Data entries
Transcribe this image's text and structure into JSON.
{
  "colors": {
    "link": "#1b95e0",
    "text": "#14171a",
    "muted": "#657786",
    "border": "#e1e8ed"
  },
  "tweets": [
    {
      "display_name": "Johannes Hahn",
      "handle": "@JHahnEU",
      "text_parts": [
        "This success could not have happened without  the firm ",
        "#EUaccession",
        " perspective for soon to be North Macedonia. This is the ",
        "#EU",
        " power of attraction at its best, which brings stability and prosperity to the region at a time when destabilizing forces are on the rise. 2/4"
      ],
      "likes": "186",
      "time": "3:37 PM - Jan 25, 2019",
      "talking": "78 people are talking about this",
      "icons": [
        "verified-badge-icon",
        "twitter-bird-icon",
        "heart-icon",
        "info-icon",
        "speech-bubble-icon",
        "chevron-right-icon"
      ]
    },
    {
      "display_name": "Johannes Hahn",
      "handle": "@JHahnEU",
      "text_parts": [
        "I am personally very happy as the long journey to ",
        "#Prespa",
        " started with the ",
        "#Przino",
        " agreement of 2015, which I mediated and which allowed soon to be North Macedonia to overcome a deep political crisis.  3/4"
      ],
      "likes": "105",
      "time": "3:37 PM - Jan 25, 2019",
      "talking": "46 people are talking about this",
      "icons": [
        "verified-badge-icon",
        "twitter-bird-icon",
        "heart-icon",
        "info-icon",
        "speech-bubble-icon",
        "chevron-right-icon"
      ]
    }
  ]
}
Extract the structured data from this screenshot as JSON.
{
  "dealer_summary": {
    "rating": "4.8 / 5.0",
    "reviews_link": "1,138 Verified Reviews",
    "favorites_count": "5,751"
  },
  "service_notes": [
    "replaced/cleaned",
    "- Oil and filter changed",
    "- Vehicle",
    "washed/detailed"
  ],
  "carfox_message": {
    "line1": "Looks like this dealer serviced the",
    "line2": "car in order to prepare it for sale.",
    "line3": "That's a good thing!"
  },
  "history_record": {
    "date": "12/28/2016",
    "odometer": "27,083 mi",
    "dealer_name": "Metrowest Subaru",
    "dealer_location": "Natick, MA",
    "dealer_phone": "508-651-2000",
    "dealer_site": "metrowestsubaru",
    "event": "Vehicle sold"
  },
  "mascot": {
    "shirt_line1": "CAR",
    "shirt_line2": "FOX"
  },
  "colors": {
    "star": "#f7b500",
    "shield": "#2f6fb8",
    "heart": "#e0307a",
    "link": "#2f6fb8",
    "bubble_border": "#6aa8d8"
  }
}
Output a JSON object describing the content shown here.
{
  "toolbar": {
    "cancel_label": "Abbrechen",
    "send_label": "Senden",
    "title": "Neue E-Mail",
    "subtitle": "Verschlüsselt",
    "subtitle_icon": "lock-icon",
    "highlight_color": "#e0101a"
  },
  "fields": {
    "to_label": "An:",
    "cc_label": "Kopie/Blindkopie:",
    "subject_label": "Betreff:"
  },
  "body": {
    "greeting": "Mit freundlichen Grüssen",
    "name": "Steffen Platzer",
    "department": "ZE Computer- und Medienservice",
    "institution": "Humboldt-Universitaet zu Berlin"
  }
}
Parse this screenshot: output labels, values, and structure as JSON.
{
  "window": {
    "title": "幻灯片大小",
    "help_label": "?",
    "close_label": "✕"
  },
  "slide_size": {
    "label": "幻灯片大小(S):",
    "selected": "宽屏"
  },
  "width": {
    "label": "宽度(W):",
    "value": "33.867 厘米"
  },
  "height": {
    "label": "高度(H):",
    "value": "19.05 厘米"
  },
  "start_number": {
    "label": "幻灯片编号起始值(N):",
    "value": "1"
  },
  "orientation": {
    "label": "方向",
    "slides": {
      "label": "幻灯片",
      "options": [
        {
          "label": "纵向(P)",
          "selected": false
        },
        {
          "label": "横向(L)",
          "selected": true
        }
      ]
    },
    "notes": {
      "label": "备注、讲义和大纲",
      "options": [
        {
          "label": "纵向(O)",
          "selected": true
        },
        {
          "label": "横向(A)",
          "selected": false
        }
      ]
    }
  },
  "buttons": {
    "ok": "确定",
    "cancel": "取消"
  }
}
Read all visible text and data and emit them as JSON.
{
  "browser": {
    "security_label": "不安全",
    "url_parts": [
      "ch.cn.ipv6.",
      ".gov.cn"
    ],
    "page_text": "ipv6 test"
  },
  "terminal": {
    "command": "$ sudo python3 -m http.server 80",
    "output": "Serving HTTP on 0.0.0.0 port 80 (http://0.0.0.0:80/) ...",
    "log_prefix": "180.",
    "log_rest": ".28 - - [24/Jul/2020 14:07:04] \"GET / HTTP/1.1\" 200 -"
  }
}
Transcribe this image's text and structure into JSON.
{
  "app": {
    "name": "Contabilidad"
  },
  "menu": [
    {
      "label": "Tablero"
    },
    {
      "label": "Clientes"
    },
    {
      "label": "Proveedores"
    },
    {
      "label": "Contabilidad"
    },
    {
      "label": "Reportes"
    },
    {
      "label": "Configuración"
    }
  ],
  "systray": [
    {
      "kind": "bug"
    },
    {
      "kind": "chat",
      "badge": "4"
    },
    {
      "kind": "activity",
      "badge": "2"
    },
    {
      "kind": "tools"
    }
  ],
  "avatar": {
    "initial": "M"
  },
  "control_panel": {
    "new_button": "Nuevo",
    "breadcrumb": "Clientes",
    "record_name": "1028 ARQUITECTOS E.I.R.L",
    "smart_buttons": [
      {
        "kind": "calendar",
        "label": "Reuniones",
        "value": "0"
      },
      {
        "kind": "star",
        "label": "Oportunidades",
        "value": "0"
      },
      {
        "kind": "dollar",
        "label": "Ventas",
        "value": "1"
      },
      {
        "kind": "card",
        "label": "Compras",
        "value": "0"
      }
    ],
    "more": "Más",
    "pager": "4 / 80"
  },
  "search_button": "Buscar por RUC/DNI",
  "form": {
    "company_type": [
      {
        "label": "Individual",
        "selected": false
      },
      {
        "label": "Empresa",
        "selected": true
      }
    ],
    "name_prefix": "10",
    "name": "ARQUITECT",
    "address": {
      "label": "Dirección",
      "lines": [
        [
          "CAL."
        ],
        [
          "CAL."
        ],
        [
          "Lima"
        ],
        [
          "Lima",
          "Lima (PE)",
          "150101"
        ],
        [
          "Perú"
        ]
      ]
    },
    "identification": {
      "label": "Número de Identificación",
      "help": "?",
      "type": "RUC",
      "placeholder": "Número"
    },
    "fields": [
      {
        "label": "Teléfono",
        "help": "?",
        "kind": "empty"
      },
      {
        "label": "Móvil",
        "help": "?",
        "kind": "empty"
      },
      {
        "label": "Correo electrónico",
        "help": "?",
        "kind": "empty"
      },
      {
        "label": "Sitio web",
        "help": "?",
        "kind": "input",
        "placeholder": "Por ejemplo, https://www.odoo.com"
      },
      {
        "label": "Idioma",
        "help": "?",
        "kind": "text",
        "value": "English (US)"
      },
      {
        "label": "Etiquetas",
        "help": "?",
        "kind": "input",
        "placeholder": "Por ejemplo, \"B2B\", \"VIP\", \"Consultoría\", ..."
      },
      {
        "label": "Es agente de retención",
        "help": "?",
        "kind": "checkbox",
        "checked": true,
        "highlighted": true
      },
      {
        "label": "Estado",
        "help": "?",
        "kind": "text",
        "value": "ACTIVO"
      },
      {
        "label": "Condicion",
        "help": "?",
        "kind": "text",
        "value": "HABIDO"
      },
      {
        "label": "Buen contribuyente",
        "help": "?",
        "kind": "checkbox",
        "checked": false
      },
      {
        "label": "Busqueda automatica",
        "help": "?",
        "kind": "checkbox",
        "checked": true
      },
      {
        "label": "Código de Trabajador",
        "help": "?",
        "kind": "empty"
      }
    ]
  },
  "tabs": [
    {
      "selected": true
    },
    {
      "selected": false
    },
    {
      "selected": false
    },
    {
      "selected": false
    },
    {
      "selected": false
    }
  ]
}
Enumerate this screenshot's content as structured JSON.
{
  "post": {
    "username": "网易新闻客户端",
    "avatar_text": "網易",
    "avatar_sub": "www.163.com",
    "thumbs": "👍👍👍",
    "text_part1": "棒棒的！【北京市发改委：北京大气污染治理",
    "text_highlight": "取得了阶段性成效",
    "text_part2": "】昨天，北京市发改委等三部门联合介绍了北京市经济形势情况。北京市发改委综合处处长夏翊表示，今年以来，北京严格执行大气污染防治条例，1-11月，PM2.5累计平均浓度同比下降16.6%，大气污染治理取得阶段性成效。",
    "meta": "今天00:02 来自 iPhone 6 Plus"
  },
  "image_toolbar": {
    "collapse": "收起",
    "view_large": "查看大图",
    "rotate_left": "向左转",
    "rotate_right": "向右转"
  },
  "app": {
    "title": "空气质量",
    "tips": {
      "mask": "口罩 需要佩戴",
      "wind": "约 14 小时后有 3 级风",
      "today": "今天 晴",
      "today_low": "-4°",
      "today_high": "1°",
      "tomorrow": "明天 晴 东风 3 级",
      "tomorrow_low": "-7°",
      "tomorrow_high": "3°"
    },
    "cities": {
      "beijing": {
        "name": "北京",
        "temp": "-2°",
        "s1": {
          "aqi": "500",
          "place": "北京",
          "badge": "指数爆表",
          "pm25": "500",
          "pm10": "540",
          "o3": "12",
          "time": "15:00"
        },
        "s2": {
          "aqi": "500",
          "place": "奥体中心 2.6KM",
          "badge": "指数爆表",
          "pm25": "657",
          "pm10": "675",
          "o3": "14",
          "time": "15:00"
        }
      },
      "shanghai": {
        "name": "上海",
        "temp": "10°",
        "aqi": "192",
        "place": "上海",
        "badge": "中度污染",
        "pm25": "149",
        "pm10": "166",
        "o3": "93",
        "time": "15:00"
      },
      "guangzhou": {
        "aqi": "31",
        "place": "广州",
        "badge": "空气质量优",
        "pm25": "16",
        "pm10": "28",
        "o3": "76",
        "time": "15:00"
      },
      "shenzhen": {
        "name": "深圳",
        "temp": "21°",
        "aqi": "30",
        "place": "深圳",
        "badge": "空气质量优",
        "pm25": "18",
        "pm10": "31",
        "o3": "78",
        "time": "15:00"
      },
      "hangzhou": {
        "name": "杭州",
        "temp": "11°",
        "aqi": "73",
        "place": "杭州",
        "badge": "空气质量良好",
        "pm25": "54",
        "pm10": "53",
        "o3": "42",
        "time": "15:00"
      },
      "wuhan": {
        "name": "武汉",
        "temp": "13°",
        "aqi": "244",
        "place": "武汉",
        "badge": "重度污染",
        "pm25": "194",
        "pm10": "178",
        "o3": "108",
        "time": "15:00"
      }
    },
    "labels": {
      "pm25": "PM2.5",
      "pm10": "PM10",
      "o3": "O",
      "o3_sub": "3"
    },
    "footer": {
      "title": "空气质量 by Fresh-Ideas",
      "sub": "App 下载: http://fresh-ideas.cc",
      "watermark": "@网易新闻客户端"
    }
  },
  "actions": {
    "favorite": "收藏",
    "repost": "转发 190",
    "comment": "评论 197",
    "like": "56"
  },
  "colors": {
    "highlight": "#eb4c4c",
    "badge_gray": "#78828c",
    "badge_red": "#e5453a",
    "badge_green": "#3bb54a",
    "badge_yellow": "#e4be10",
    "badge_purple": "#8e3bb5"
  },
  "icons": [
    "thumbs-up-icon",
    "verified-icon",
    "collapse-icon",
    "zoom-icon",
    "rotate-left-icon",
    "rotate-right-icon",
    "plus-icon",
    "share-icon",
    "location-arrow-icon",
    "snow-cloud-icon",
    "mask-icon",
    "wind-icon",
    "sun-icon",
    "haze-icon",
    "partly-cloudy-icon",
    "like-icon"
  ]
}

◆ **Problem**
Filter the entries and copy out every line with the word "true".

◆ **Result of this task**
          "selected": true
          "selected": true
        "selected": true
        "checked": true,
        "highlighted": true
        "checked": true
      "selected": true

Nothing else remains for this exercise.